• What you should do: From the entries that follow, extract each line holding the string "umgelegtem".

• Provided material:
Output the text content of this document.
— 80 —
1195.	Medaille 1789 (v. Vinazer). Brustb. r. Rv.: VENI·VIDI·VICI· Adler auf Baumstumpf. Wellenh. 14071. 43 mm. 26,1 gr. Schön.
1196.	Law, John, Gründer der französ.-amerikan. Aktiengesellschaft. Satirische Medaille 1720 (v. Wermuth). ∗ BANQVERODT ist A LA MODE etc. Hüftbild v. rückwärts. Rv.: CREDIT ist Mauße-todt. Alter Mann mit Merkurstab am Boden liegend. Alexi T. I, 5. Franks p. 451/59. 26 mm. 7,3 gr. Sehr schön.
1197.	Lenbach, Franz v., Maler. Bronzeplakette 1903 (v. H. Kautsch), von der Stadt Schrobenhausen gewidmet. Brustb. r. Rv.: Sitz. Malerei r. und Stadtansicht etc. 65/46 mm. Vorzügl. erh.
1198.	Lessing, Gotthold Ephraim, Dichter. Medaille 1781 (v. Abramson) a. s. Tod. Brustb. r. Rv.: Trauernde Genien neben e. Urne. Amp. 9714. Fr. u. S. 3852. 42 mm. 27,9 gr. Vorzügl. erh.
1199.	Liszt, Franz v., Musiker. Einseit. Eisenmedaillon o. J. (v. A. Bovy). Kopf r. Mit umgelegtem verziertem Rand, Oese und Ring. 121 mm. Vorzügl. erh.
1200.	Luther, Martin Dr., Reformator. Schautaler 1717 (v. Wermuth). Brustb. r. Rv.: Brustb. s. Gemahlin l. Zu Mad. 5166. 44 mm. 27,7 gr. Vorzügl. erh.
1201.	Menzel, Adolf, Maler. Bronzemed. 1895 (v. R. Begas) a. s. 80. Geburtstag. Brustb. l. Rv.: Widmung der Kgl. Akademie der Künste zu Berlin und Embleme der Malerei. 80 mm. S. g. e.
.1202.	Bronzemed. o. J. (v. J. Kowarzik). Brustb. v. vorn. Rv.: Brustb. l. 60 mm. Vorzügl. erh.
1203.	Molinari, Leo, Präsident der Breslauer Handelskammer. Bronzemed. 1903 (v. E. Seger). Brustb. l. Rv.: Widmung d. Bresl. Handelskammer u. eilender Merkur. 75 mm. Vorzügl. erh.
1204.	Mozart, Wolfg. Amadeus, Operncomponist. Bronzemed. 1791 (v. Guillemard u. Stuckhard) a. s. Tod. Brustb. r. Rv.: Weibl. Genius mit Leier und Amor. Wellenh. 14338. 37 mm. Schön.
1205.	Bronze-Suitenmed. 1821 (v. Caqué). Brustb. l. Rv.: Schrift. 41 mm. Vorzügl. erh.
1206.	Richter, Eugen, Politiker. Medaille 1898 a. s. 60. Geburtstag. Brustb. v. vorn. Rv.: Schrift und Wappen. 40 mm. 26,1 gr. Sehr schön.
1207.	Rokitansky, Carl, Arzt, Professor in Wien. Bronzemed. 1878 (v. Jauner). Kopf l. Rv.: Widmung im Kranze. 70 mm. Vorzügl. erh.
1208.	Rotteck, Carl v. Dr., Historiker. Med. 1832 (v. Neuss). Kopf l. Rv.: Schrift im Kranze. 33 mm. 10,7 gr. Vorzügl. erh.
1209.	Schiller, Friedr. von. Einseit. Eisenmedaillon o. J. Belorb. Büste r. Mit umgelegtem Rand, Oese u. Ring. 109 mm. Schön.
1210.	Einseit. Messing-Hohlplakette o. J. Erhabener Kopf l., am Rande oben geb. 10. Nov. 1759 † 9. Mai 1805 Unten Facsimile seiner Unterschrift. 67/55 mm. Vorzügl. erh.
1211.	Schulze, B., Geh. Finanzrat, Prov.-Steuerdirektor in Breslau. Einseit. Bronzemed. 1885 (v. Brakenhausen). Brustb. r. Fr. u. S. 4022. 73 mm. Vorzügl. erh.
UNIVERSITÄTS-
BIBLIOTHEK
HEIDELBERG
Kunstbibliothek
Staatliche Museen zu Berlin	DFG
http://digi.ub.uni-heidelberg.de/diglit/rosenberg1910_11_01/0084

• Exercise answer:
1199.	Liszt, Franz v., Musiker. Einseit. Eisenmedaillon o. J. (v. A. Bovy). Kopf r. Mit umgelegtem verziertem Rand, Oese und Ring. 121 mm. Vorzügl. erh.
1209.	Schiller, Friedr. von. Einseit. Eisenmedaillon o. J. Belorb. Büste r. Mit umgelegtem Rand, Oese u. Ring. 109 mm. Schön.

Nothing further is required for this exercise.